## GIVEN ENTRIES
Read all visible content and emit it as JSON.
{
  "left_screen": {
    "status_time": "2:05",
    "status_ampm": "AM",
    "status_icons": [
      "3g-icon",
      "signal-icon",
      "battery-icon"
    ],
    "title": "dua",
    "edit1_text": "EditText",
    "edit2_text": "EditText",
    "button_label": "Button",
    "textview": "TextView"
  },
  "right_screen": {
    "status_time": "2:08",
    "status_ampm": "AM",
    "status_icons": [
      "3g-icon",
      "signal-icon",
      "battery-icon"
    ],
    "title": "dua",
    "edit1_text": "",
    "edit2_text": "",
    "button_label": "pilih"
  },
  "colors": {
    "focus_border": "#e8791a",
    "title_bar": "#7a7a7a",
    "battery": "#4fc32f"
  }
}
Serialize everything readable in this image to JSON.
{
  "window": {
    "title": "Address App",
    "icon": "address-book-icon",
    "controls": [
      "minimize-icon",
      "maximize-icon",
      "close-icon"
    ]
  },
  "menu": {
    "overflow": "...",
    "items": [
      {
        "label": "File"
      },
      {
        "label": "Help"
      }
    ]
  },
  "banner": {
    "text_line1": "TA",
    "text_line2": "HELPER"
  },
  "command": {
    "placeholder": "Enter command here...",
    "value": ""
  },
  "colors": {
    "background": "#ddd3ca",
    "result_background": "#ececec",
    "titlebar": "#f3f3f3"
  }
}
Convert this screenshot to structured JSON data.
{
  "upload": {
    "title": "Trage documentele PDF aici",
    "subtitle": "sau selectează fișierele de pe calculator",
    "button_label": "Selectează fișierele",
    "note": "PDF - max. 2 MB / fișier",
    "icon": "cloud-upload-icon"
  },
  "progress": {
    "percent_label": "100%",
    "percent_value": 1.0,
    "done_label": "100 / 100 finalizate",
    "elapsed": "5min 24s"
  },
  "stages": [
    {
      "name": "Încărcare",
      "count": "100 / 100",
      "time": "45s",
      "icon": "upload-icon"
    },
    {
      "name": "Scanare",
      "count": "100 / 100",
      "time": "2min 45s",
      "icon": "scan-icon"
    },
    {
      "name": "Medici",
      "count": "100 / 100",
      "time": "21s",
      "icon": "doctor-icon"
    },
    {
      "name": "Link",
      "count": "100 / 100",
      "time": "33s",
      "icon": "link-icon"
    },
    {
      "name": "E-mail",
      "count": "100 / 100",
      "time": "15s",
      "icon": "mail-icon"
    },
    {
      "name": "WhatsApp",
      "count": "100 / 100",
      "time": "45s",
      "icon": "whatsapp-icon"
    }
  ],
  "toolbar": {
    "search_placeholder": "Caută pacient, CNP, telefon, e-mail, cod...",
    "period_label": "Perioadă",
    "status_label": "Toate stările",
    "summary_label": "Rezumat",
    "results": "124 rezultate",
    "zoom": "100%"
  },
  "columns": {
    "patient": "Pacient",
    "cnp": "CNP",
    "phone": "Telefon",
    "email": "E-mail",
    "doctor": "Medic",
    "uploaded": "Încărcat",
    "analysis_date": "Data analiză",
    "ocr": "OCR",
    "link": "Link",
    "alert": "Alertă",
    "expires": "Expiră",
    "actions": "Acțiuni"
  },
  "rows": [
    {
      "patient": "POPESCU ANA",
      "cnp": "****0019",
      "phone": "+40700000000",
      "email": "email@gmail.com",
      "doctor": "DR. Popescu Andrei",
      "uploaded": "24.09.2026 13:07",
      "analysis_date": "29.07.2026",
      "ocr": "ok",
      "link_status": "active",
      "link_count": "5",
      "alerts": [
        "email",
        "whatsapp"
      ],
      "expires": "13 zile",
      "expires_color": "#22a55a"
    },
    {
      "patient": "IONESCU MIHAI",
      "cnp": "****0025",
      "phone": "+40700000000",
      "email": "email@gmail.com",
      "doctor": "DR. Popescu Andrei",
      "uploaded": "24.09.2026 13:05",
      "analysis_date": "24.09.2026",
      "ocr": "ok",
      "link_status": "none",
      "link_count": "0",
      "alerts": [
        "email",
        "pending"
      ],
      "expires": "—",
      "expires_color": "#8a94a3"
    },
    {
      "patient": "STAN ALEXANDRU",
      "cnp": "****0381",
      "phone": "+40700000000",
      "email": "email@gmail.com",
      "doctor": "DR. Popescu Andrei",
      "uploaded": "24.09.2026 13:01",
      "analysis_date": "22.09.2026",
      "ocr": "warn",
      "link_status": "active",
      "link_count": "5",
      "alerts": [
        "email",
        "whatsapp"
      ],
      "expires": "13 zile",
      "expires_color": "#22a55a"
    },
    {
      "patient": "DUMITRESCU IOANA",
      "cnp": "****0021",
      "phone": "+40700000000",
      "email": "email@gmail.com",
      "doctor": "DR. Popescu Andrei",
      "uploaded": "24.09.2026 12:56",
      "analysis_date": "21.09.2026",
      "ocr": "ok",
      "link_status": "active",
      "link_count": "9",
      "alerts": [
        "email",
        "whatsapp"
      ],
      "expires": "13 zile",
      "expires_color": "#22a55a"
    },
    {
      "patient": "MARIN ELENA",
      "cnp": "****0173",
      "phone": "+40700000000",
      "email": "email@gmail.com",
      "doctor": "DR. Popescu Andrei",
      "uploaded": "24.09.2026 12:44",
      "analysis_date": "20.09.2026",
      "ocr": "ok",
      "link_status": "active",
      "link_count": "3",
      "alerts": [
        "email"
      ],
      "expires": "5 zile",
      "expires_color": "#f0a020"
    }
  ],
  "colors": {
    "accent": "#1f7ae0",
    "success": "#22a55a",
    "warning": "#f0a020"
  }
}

## STATED PROBLEM
Print out the whole listing exactly as it appears.

## ANSWER TO THE PROBLEM
Read all visible content and emit it as JSON.
{
  "left_screen": {
    "status_time": "2:05",
    "status_ampm": "AM",
    "status_icons": [
      "3g-icon",
      "signal-icon",
      "battery-icon"
    ],
    "title": "dua",
    "edit1_text": "EditText",
    "edit2_text": "EditText",
    "button_label": "Button",
    "textview": "TextView"
  },
  "right_screen": {
    "status_time": "2:08",
    "status_ampm": "AM",
    "status_icons": [
      "3g-icon",
      "signal-icon",
      "battery-icon"
    ],
    "title": "dua",
    "edit1_text": "",
    "edit2_text": "",
    "button_label": "pilih"
  },
  "colors": {
    "focus_border": "#e8791a",
    "title_bar": "#7a7a7a",
    "battery": "#4fc32f"
  }
}
Serialize everything readable in this image to JSON.
{
  "window": {
    "title": "Address App",
    "icon": "address-book-icon",
    "controls": [
      "minimize-icon",
      "maximize-icon",
      "close-icon"
    ]
  },
  "menu": {
    "overflow": "...",
    "items": [
      {
        "label": "File"
      },
      {
        "label": "Help"
      }
    ]
  },
  "banner": {
    "text_line1": "TA",
    "text_line2": "HELPER"
  },
  "command": {
    "placeholder": "Enter command here...",
    "value": ""
  },
  "colors": {
    "background": "#ddd3ca",
    "result_background": "#ececec",
    "titlebar": "#f3f3f3"
  }
}
Convert this screenshot to structured JSON data.
{
  "upload": {
    "title": "Trage documentele PDF aici",
    "subtitle": "sau selectează fișierele de pe calculator",
    "button_label": "Selectează fișierele",
    "note": "PDF - max. 2 MB / fișier",
    "icon": "cloud-upload-icon"
  },
  "progress": {
    "percent_label": "100%",
    "percent_value": 1.0,
    "done_label": "100 / 100 finalizate",
    "elapsed": "5min 24s"
  },
  "stages": [
    {
      "name": "Încărcare",
      "count": "100 / 100",
      "time": "45s",
      "icon": "upload-icon"
    },
    {
      "name": "Scanare",
      "count": "100 / 100",
      "time": "2min 45s",
      "icon": "scan-icon"
    },
    {
      "name": "Medici",
      "count": "100 / 100",
      "time": "21s",
      "icon": "doctor-icon"
    },
    {
      "name": "Link",
      "count": "100 / 100",
      "time": "33s",
      "icon": "link-icon"
    },
    {
      "name": "E-mail",
      "count": "100 / 100",
      "time": "15s",
      "icon": "mail-icon"
    },
    {
      "name": "WhatsApp",
      "count": "100 / 100",
      "time": "45s",
      "icon": "whatsapp-icon"
    }
  ],
  "toolbar": {
    "search_placeholder": "Caută pacient, CNP, telefon, e-mail, cod...",
    "period_label": "Perioadă",
    "status_label": "Toate stările",
    "summary_label": "Rezumat",
    "results": "124 rezultate",
    "zoom": "100%"
  },
  "columns": {
    "patient": "Pacient",
    "cnp": "CNP",
    "phone": "Telefon",
    "email": "E-mail",
    "doctor": "Medic",
    "uploaded": "Încărcat",
    "analysis_date": "Data analiză",
    "ocr": "OCR",
    "link": "Link",
    "alert": "Alertă",
    "expires": "Expiră",
    "actions": "Acțiuni"
  },
  "rows": [
    {
      "patient": "POPESCU ANA",
      "cnp": "****0019",
      "phone": "+40700000000",
      "email": "email@gmail.com",
      "doctor": "DR. Popescu Andrei",
      "uploaded": "24.09.2026 13:07",
      "analysis_date": "29.07.2026",
      "ocr": "ok",
      "link_status": "active",
      "link_count": "5",
      "alerts": [
        "email",
        "whatsapp"
      ],
      "expires": "13 zile",
      "expires_color": "#22a55a"
    },
    {
      "patient": "IONESCU MIHAI",
      "cnp": "****0025",
      "phone": "+40700000000",
      "email": "email@gmail.com",
      "doctor": "DR. Popescu Andrei",
      "uploaded": "24.09.2026 13:05",
      "analysis_date": "24.09.2026",
      "ocr": "ok",
      "link_status": "none",
      "link_count": "0",
      "alerts": [
        "email",
        "pending"
      ],
      "expires": "—",
      "expires_color": "#8a94a3"
    },
    {
      "patient": "STAN ALEXANDRU",
      "cnp": "****0381",
      "phone": "+40700000000",
      "email": "email@gmail.com",
      "doctor": "DR. Popescu Andrei",
      "uploaded": "24.09.2026 13:01",
      "analysis_date": "22.09.2026",
      "ocr": "warn",
      "link_status": "active",
      "link_count": "5",
      "alerts": [
        "email",
        "whatsapp"
      ],
      "expires": "13 zile",
      "expires_color": "#22a55a"
    },
    {
      "patient": "DUMITRESCU IOANA",
      "cnp": "****0021",
      "phone": "+40700000000",
      "email": "email@gmail.com",
      "doctor": "DR. Popescu Andrei",
      "uploaded": "24.09.2026 12:56",
      "analysis_date": "21.09.2026",
      "ocr": "ok",
      "link_status": "active",
      "link_count": "9",
      "alerts": [
        "email",
        "whatsapp"
      ],
      "expires": "13 zile",
      "expires_color": "#22a55a"
    },
    {
      "patient": "MARIN ELENA",
      "cnp": "****0173",
      "phone": "+40700000000",
      "email": "email@gmail.com",
      "doctor": "DR. Popescu Andrei",
      "uploaded": "24.09.2026 12:44",
      "analysis_date": "20.09.2026",
      "ocr": "ok",
      "link_status": "active",
      "link_count": "3",
      "alerts": [
        "email"
      ],
      "expires": "5 zile",
      "expires_color": "#f0a020"
    }
  ],
  "colors": {
    "accent": "#1f7ae0",
    "success": "#22a55a",
    "warning": "#f0a020"
  }
}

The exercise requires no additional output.